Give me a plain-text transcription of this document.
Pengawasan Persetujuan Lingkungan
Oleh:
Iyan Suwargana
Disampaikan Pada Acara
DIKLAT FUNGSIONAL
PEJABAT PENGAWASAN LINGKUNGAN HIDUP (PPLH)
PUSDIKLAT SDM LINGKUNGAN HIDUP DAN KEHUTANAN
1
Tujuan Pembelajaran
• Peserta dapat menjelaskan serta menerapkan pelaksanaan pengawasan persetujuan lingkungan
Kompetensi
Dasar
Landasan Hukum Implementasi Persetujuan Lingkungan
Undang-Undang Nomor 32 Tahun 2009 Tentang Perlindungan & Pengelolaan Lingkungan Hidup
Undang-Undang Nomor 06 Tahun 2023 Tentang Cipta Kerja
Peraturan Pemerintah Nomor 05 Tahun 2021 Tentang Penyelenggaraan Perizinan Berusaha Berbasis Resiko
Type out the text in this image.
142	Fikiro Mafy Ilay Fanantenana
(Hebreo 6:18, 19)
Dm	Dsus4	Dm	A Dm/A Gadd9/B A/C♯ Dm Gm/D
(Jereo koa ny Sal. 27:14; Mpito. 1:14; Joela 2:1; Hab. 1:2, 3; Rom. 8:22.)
• • • •
Description of the task ->
Return only the lines running from the line with "Type out the text in this image." to the last line of the records, both included, exactly as written.

Answer for this exercise ->
Type out the text in this image.
142	Fikiro Mafy Ilay Fanantenana
(Hebreo 6:18, 19)
Dm	Dsus4	Dm	A Dm/A Gadd9/B A/C♯ Dm Gm/D
(Jereo koa ny Sal. 27:14; Mpito. 1:14; Joela 2:1; Hab. 1:2, 3; Rom. 8:22.)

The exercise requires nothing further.